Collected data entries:
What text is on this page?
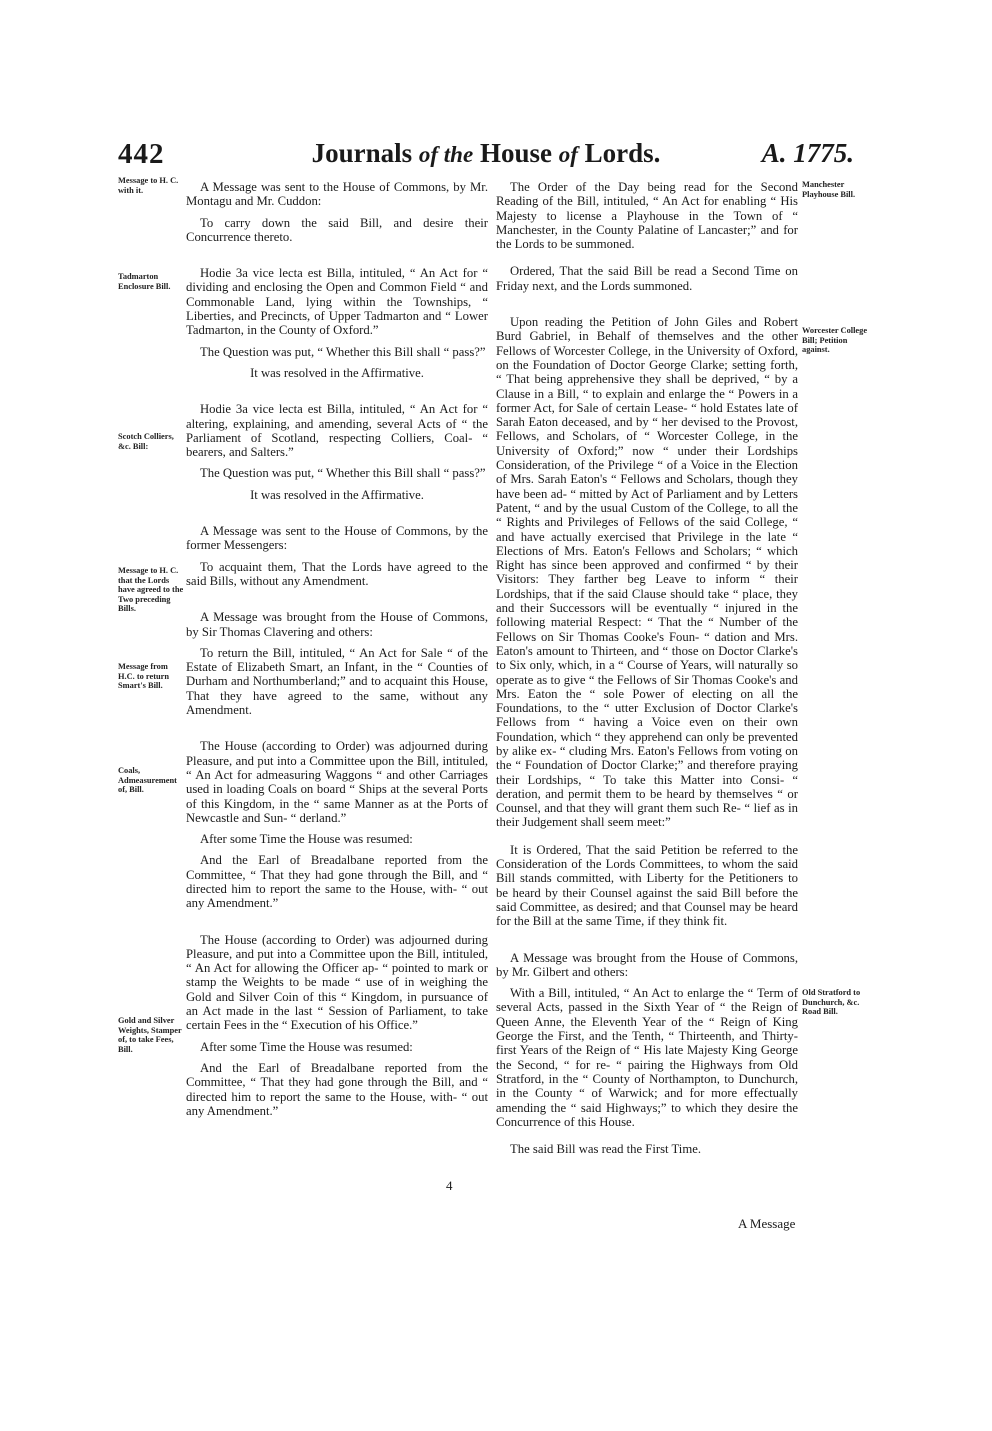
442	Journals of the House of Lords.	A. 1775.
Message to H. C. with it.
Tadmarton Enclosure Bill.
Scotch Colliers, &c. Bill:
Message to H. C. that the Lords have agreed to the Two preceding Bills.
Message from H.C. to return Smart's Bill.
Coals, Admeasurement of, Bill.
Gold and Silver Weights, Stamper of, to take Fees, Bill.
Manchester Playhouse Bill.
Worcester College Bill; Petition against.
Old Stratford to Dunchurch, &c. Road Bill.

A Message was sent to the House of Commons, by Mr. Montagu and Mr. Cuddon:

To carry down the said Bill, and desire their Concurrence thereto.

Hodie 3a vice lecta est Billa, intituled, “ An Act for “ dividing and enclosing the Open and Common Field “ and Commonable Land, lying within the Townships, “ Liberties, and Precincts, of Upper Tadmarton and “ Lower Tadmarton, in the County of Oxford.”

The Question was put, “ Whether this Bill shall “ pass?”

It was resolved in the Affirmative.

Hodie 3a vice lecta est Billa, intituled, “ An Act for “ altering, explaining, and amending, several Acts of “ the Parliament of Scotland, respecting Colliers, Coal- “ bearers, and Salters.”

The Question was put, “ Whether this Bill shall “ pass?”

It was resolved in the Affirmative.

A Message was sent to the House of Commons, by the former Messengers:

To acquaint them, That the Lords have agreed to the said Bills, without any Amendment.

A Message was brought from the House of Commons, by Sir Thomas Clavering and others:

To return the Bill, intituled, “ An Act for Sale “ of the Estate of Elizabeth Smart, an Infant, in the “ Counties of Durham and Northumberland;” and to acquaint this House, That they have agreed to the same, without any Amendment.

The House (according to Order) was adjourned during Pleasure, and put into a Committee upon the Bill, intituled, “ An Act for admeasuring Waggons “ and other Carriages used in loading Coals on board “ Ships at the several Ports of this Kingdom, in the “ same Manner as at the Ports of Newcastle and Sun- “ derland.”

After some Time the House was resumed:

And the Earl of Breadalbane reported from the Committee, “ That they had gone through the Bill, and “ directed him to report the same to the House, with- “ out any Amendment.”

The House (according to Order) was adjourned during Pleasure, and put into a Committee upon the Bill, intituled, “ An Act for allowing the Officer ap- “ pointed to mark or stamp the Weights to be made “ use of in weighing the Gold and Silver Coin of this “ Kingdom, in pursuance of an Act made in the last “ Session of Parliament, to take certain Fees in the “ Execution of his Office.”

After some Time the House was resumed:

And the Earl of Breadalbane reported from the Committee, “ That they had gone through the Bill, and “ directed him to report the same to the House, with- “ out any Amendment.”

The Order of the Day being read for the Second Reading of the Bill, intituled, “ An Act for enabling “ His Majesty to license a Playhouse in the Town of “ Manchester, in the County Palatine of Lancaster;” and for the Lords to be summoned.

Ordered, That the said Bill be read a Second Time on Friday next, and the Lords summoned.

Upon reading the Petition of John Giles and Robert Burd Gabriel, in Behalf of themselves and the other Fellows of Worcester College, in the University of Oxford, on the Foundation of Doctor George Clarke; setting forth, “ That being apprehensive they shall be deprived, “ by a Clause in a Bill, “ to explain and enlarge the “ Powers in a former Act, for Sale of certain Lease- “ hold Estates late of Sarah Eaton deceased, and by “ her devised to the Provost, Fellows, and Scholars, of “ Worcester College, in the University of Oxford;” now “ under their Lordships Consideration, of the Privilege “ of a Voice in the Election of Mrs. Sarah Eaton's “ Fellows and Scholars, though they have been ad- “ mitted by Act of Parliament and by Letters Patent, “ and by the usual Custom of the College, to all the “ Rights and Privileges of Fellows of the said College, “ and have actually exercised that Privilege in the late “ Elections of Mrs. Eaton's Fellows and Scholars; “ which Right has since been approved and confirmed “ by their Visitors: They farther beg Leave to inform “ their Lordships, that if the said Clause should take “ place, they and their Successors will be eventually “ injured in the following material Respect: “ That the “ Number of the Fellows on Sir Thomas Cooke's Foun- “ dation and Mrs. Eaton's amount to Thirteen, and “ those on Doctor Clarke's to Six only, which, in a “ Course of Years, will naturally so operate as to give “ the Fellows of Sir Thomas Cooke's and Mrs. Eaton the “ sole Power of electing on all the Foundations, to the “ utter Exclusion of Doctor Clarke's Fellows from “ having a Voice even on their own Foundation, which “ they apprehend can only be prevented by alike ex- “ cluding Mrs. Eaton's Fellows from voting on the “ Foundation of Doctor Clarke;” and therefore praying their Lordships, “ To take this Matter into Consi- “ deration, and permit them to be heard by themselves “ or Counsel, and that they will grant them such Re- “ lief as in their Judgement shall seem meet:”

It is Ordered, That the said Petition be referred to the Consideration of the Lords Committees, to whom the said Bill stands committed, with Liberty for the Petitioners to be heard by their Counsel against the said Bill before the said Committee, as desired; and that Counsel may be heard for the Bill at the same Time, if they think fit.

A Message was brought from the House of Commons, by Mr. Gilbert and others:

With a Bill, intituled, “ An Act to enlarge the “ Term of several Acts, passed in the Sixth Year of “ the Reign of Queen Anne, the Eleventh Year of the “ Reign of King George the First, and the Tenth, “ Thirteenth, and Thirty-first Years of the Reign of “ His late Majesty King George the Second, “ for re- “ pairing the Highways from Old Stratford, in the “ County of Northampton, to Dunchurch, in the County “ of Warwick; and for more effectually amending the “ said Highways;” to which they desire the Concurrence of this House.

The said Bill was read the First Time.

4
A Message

Given exercise:
Show every line in the entries where the string "others" occurs.

Result of this task:
A Message was brought from the House of Commons, by Sir Thomas Clavering and others:
A Message was brought from the House of Commons, by Mr. Gilbert and others:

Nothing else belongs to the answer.